- TASK OBJECTIVE: Would you repeat the listing exactly but omit every picture?

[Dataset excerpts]
--- BEGIN ---

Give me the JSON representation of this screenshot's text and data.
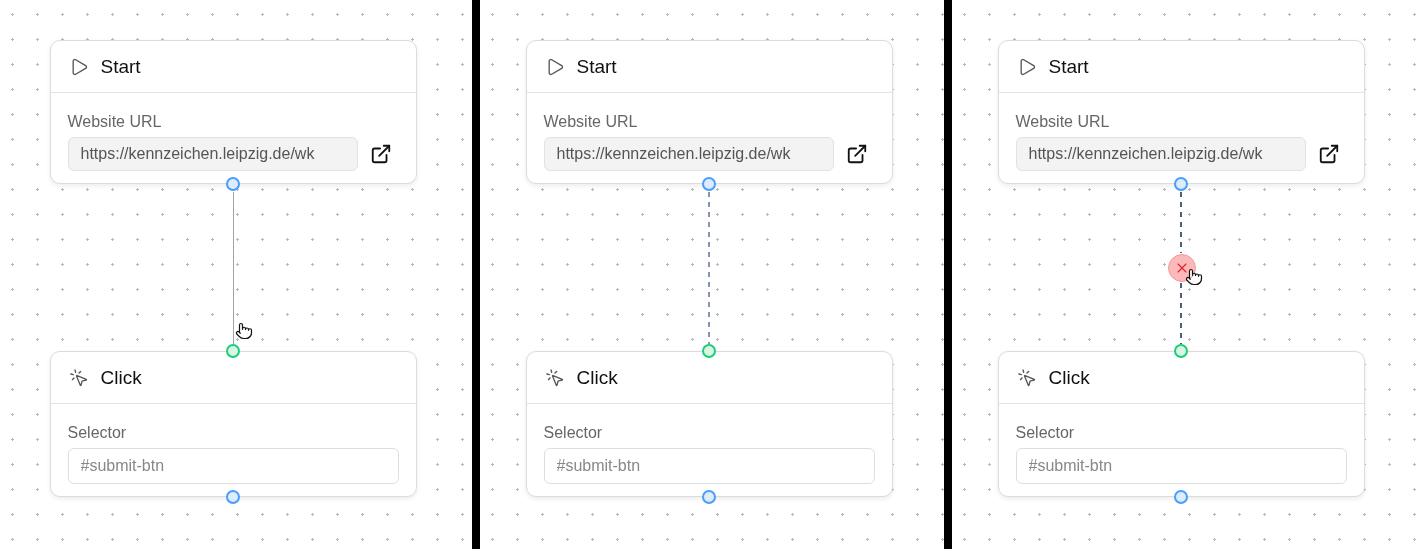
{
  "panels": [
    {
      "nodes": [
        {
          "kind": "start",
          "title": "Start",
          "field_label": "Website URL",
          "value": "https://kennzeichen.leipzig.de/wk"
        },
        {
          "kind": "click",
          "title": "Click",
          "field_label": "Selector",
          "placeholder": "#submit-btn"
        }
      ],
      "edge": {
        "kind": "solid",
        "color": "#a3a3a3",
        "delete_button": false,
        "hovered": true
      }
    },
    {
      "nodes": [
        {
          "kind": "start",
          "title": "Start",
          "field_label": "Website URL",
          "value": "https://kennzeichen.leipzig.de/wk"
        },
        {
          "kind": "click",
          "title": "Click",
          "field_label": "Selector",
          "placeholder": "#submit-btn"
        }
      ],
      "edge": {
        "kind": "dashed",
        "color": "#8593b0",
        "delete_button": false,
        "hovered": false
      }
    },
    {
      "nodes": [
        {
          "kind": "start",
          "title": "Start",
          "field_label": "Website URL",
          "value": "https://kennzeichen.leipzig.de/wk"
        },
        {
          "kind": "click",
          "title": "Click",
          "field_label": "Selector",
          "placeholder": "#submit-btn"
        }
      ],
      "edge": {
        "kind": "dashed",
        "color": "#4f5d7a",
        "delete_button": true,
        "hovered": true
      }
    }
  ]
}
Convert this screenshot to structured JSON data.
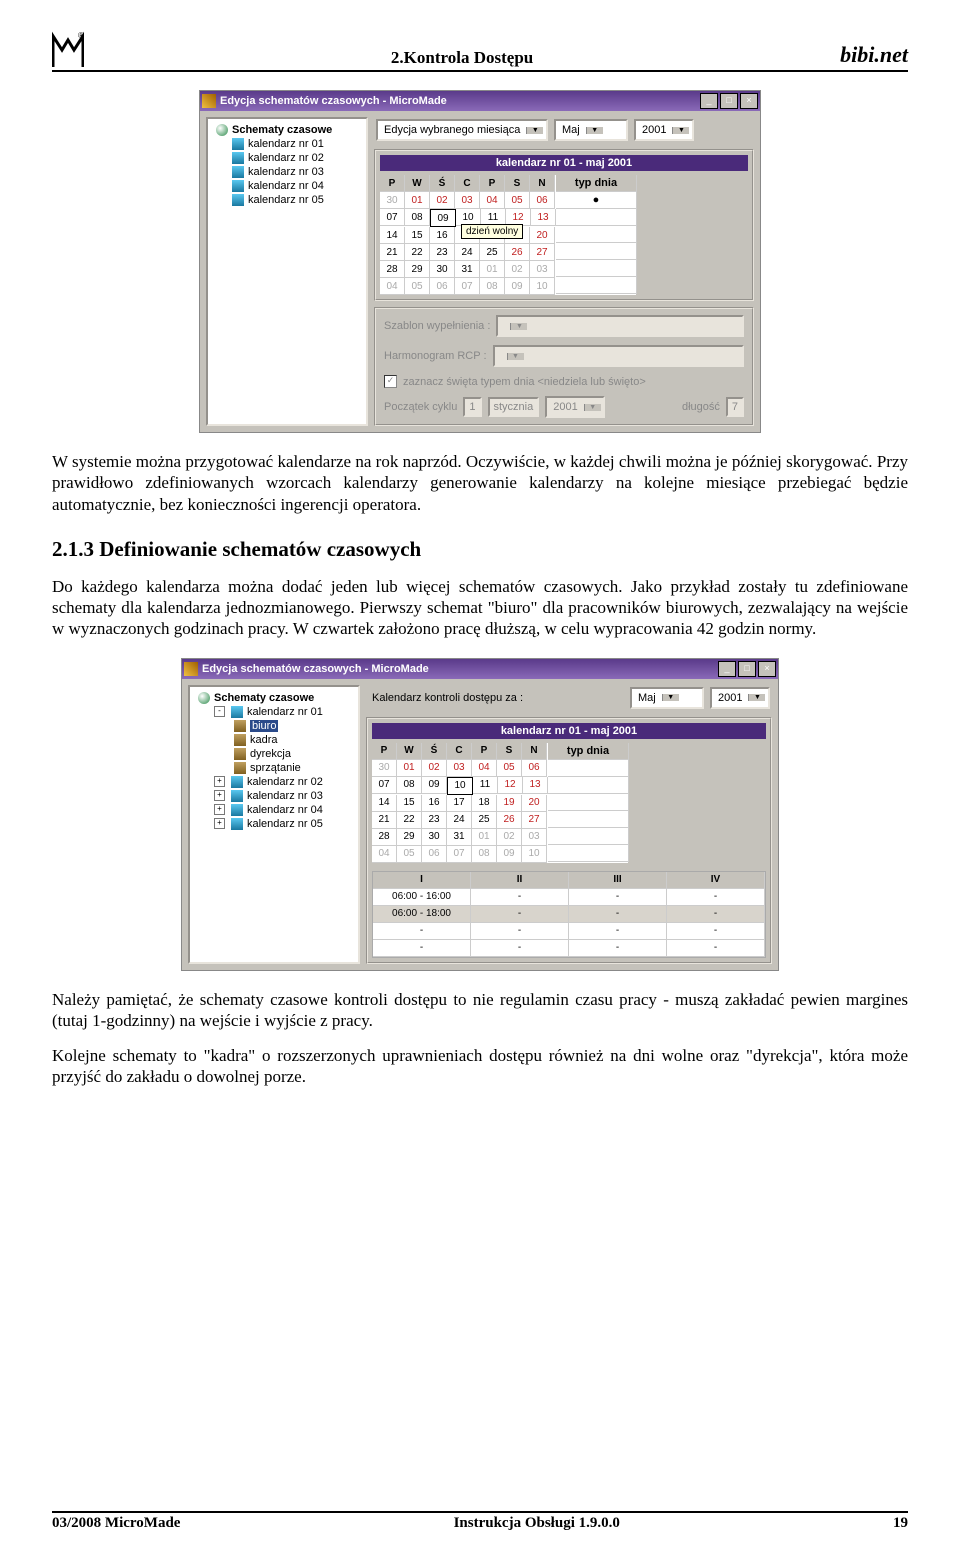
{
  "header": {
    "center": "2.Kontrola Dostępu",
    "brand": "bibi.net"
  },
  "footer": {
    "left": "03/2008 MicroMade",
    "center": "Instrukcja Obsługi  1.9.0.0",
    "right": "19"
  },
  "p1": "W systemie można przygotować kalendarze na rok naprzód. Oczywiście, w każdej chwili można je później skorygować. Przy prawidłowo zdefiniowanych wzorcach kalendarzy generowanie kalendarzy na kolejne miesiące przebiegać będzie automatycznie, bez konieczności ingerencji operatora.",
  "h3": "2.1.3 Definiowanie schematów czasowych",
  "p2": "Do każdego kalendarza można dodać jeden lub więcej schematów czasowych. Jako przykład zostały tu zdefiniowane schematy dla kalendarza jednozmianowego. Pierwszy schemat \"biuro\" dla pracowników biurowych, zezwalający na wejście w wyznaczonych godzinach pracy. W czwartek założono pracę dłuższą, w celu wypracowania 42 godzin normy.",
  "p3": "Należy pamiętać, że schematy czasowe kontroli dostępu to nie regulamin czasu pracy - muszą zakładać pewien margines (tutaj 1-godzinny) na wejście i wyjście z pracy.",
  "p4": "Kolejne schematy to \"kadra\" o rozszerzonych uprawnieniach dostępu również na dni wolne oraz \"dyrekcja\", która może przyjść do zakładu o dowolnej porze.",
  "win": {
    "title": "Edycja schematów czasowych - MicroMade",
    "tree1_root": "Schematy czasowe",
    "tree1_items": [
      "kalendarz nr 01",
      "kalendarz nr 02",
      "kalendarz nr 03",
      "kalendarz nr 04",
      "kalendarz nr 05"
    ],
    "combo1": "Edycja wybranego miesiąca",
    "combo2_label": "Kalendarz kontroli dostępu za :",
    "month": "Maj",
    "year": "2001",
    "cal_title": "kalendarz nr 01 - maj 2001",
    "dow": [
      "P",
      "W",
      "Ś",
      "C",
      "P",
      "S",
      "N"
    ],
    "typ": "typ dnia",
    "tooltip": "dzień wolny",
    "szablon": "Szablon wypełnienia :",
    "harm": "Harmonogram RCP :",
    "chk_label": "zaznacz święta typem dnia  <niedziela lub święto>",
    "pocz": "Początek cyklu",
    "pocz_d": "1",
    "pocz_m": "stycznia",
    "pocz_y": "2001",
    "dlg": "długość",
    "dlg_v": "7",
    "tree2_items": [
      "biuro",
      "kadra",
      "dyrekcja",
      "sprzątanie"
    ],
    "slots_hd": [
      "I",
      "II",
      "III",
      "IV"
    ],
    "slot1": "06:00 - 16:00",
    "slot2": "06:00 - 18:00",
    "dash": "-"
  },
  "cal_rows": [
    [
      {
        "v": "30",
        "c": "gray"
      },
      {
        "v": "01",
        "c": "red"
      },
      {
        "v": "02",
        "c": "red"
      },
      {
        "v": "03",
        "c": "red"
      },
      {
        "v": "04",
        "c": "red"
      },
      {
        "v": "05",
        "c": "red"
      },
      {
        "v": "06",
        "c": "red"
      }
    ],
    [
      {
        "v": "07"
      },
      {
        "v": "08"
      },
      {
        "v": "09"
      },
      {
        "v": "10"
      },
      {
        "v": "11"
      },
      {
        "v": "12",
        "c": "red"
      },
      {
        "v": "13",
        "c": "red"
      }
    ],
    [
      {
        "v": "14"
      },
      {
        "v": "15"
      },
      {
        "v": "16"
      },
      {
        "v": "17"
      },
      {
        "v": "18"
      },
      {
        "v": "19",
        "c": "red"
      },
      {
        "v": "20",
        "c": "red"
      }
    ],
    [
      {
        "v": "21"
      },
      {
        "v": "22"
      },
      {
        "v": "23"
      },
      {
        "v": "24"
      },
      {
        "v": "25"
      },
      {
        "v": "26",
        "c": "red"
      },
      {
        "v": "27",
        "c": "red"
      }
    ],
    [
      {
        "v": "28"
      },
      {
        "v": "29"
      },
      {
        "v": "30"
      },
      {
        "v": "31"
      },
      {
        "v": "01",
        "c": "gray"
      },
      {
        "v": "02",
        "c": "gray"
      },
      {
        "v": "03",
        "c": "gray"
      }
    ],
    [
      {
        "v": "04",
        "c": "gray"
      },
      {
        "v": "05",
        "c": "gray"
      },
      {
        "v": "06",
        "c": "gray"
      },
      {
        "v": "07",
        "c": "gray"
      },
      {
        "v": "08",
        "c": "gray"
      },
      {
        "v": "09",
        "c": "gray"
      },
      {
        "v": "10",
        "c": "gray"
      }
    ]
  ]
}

--- END ---

- TASK SOLUTION:
Give me the JSON representation of this screenshot's text and data.
{
  "panels": [
    {
      "nodes": [
        {
          "kind": "start",
          "title": "Start",
          "field_label": "Website URL",
          "value": "https://kennzeichen.leipzig.de/wk"
        },
        {
          "kind": "click",
          "title": "Click",
          "field_label": "Selector",
          "placeholder": "#submit-btn"
        }
      ],
      "edge": {
        "kind": "solid",
        "color": "#a3a3a3",
        "delete_button": false,
        "hovered": true
      }
    },
    {
      "nodes": [
        {
          "kind": "start",
          "title": "Start",
          "field_label": "Website URL",
          "value": "https://kennzeichen.leipzig.de/wk"
        },
        {
          "kind": "click",
          "title": "Click",
          "field_label": "Selector",
          "placeholder": "#submit-btn"
        }
      ],
      "edge": {
        "kind": "dashed",
        "color": "#8593b0",
        "delete_button": false,
        "hovered": false
      }
    },
    {
      "nodes": [
        {
          "kind": "start",
          "title": "Start",
          "field_label": "Website URL",
          "value": "https://kennzeichen.leipzig.de/wk"
        },
        {
          "kind": "click",
          "title": "Click",
          "field_label": "Selector",
          "placeholder": "#submit-btn"
        }
      ],
      "edge": {
        "kind": "dashed",
        "color": "#4f5d7a",
        "delete_button": true,
        "hovered": true
      }
    }
  ]
}
Convert this screenshot to structured JSON data.
{
  "header": {
    "center": "2.Kontrola Dostępu",
    "brand": "bibi.net"
  },
  "footer": {
    "left": "03/2008 MicroMade",
    "center": "Instrukcja Obsługi  1.9.0.0",
    "right": "19"
  },
  "p1": "W systemie można przygotować kalendarze na rok naprzód. Oczywiście, w każdej chwili można je później skorygować. Przy prawidłowo zdefiniowanych wzorcach kalendarzy generowanie kalendarzy na kolejne miesiące przebiegać będzie automatycznie, bez konieczności ingerencji operatora.",
  "h3": "2.1.3 Definiowanie schematów czasowych",
  "p2": "Do każdego kalendarza można dodać jeden lub więcej schematów czasowych. Jako przykład zostały tu zdefiniowane schematy dla kalendarza jednozmianowego. Pierwszy schemat \"biuro\" dla pracowników biurowych, zezwalający na wejście w wyznaczonych godzinach pracy. W czwartek założono pracę dłuższą, w celu wypracowania 42 godzin normy.",
  "p3": "Należy pamiętać, że schematy czasowe kontroli dostępu to nie regulamin czasu pracy - muszą zakładać pewien margines (tutaj 1-godzinny) na wejście i wyjście z pracy.",
  "p4": "Kolejne schematy to \"kadra\" o rozszerzonych uprawnieniach dostępu również na dni wolne oraz \"dyrekcja\", która może przyjść do zakładu o dowolnej porze.",
  "win": {
    "title": "Edycja schematów czasowych - MicroMade",
    "tree1_root": "Schematy czasowe",
    "tree1_items": [
      "kalendarz nr 01",
      "kalendarz nr 02",
      "kalendarz nr 03",
      "kalendarz nr 04",
      "kalendarz nr 05"
    ],
    "combo1": "Edycja wybranego miesiąca",
    "combo2_label": "Kalendarz kontroli dostępu za :",
    "month": "Maj",
    "year": "2001",
    "cal_title": "kalendarz nr 01 - maj 2001",
    "dow": [
      "P",
      "W",
      "Ś",
      "C",
      "P",
      "S",
      "N"
    ],
    "typ": "typ dnia",
    "tooltip": "dzień wolny",
    "szablon": "Szablon wypełnienia :",
    "harm": "Harmonogram RCP :",
    "chk_label": "zaznacz święta typem dnia  <niedziela lub święto>",
    "pocz": "Początek cyklu",
    "pocz_d": "1",
    "pocz_m": "stycznia",
    "pocz_y": "2001",
    "dlg": "długość",
    "dlg_v": "7",
    "tree2_items": [
      "biuro",
      "kadra",
      "dyrekcja",
      "sprzątanie"
    ],
    "slots_hd": [
      "I",
      "II",
      "III",
      "IV"
    ],
    "slot1": "06:00 - 16:00",
    "slot2": "06:00 - 18:00",
    "dash": "-"
  },
  "cal_rows": [
    [
      {
        "v": "30",
        "c": "gray"
      },
      {
        "v": "01",
        "c": "red"
      },
      {
        "v": "02",
        "c": "red"
      },
      {
        "v": "03",
        "c": "red"
      },
      {
        "v": "04",
        "c": "red"
      },
      {
        "v": "05",
        "c": "red"
      },
      {
        "v": "06",
        "c": "red"
      }
    ],
    [
      {
        "v": "07"
      },
      {
        "v": "08"
      },
      {
        "v": "09"
      },
      {
        "v": "10"
      },
      {
        "v": "11"
      },
      {
        "v": "12",
        "c": "red"
      },
      {
        "v": "13",
        "c": "red"
      }
    ],
    [
      {
        "v": "14"
      },
      {
        "v": "15"
      },
      {
        "v": "16"
      },
      {
        "v": "17"
      },
      {
        "v": "18"
      },
      {
        "v": "19",
        "c": "red"
      },
      {
        "v": "20",
        "c": "red"
      }
    ],
    [
      {
        "v": "21"
      },
      {
        "v": "22"
      },
      {
        "v": "23"
      },
      {
        "v": "24"
      },
      {
        "v": "25"
      },
      {
        "v": "26",
        "c": "red"
      },
      {
        "v": "27",
        "c": "red"
      }
    ],
    [
      {
        "v": "28"
      },
      {
        "v": "29"
      },
      {
        "v": "30"
      },
      {
        "v": "31"
      },
      {
        "v": "01",
        "c": "gray"
      },
      {
        "v": "02",
        "c": "gray"
      },
      {
        "v": "03",
        "c": "gray"
      }
    ],
    [
      {
        "v": "04",
        "c": "gray"
      },
      {
        "v": "05",
        "c": "gray"
      },
      {
        "v": "06",
        "c": "gray"
      },
      {
        "v": "07",
        "c": "gray"
      },
      {
        "v": "08",
        "c": "gray"
      },
      {
        "v": "09",
        "c": "gray"
      },
      {
        "v": "10",
        "c": "gray"
      }
    ]
  ]
}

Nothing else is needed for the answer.